EXERCISE DIRECTIONS:
Write out the records word for word, with no pictures.

** begin DATASET RECORDS **

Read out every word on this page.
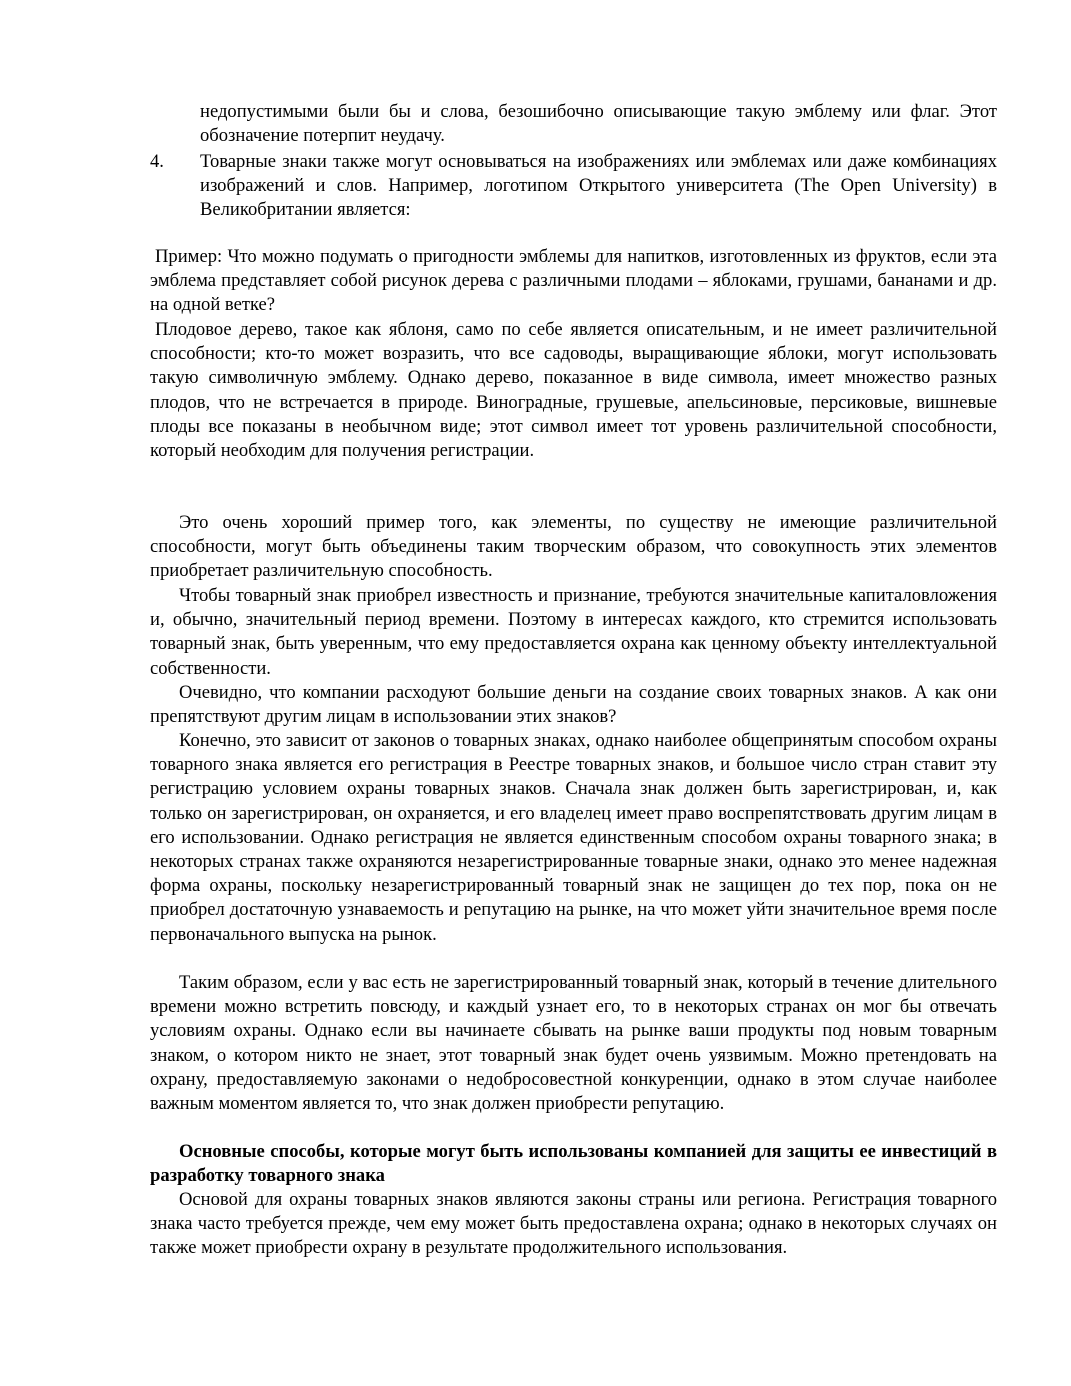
недопустимыми были бы и слова, безошибочно описывающие такую эмблему или флаг. Этот обозначение потерпит неудачу.

4. Товарные знаки также могут основываться на изображениях или эмблемах или даже комбинациях изображений и слов. Например, логотипом Открытого университета (The Open University) в Великобритании является:

Пример: Что можно подумать о пригодности эмблемы для напитков, изготовленных из фруктов, если эта эмблема представляет собой рисунок дерева с различными плодами – яблоками, грушами, бананами и др. на одной ветке?

Плодовое дерево, такое как яблоня, само по себе является описательным, и не имеет различительной способности; кто-то может возразить, что все садоводы, выращивающие яблоки, могут использовать такую символичную эмблему. Однако дерево, показанное в виде символа, имеет множество разных плодов, что не встречается в природе. Виноградные, грушевые, апельсиновые, персиковые, вишневые плоды все показаны в необычном виде; этот символ имеет тот уровень различительной способности, который необходим для получения регистрации.

Это очень хороший пример того, как элементы, по существу не имеющие различительной способности, могут быть объединены таким творческим образом, что совокупность этих элементов приобретает различительную способность.

Чтобы товарный знак приобрел известность и признание, требуются значительные капиталовложения и, обычно, значительный период времени. Поэтому в интересах каждого, кто стремится использовать товарный знак, быть уверенным, что ему предоставляется охрана как ценному объекту интеллектуальной собственности.

Очевидно, что компании расходуют большие деньги на создание своих товарных знаков. А как они препятствуют другим лицам в использовании этих знаков?

Конечно, это зависит от законов о товарных знаках, однако наиболее общепринятым способом охраны товарного знака является его регистрация в Реестре товарных знаков, и большое число стран ставит эту регистрацию условием охраны товарных знаков. Сначала знак должен быть зарегистрирован, и, как только он зарегистрирован, он охраняется, и его владелец имеет право воспрепятствовать другим лицам в его использовании. Однако регистрация не является единственным способом охраны товарного знака; в некоторых странах также охраняются незарегистрированные товарные знаки, однако это менее надежная форма охраны, поскольку незарегистрированный товарный знак не защищен до тех пор, пока он не приобрел достаточную узнаваемость и репутацию на рынке, на что может уйти значительное время после первоначального выпуска на рынок.

Таким образом, если у вас есть не зарегистрированный товарный знак, который в течение длительного времени можно встретить повсюду, и каждый узнает его, то в некоторых странах он мог бы отвечать условиям охраны. Однако если вы начинаете сбывать на рынке ваши продукты под новым товарным знаком, о котором никто не знает, этот товарный знак будет очень уязвимым. Можно претендовать на охрану, предоставляемую законами о недобросовестной конкуренции, однако в этом случае наиболее важным моментом является то, что знак должен приобрести репутацию.

Основные способы, которые могут быть использованы компанией для защиты ее инвестиций в разработку товарного знака

Основой для охраны товарных знаков являются законы страны или региона. Регистрация товарного знака часто требуется прежде, чем ему может быть предоставлена охрана; однако в некоторых случаях он также может приобрести охрану в результате продолжительного использования.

** end DATASET RECORDS **

WORKED ANSWER:
Read out every word on this page.
недопустимыми были бы и слова, безошибочно описывающие такую эмблему или флаг. Этот обозначение потерпит неудачу.

4. Товарные знаки также могут основываться на изображениях или эмблемах или даже комбинациях изображений и слов. Например, логотипом Открытого университета (The Open University) в Великобритании является:

Пример: Что можно подумать о пригодности эмблемы для напитков, изготовленных из фруктов, если эта эмблема представляет собой рисунок дерева с различными плодами – яблоками, грушами, бананами и др. на одной ветке?

Плодовое дерево, такое как яблоня, само по себе является описательным, и не имеет различительной способности; кто-то может возразить, что все садоводы, выращивающие яблоки, могут использовать такую символичную эмблему. Однако дерево, показанное в виде символа, имеет множество разных плодов, что не встречается в природе. Виноградные, грушевые, апельсиновые, персиковые, вишневые плоды все показаны в необычном виде; этот символ имеет тот уровень различительной способности, который необходим для получения регистрации.

Это очень хороший пример того, как элементы, по существу не имеющие различительной способности, могут быть объединены таким творческим образом, что совокупность этих элементов приобретает различительную способность.

Чтобы товарный знак приобрел известность и признание, требуются значительные капиталовложения и, обычно, значительный период времени. Поэтому в интересах каждого, кто стремится использовать товарный знак, быть уверенным, что ему предоставляется охрана как ценному объекту интеллектуальной собственности.

Очевидно, что компании расходуют большие деньги на создание своих товарных знаков. А как они препятствуют другим лицам в использовании этих знаков?

Конечно, это зависит от законов о товарных знаках, однако наиболее общепринятым способом охраны товарного знака является его регистрация в Реестре товарных знаков, и большое число стран ставит эту регистрацию условием охраны товарных знаков. Сначала знак должен быть зарегистрирован, и, как только он зарегистрирован, он охраняется, и его владелец имеет право воспрепятствовать другим лицам в его использовании. Однако регистрация не является единственным способом охраны товарного знака; в некоторых странах также охраняются незарегистрированные товарные знаки, однако это менее надежная форма охраны, поскольку незарегистрированный товарный знак не защищен до тех пор, пока он не приобрел достаточную узнаваемость и репутацию на рынке, на что может уйти значительное время после первоначального выпуска на рынок.

Таким образом, если у вас есть не зарегистрированный товарный знак, который в течение длительного времени можно встретить повсюду, и каждый узнает его, то в некоторых странах он мог бы отвечать условиям охраны. Однако если вы начинаете сбывать на рынке ваши продукты под новым товарным знаком, о котором никто не знает, этот товарный знак будет очень уязвимым. Можно претендовать на охрану, предоставляемую законами о недобросовестной конкуренции, однако в этом случае наиболее важным моментом является то, что знак должен приобрести репутацию.

Основные способы, которые могут быть использованы компанией для защиты ее инвестиций в разработку товарного знака

Основой для охраны товарных знаков являются законы страны или региона. Регистрация товарного знака часто требуется прежде, чем ему может быть предоставлена охрана; однако в некоторых случаях он также может приобрести охрану в результате продолжительного использования.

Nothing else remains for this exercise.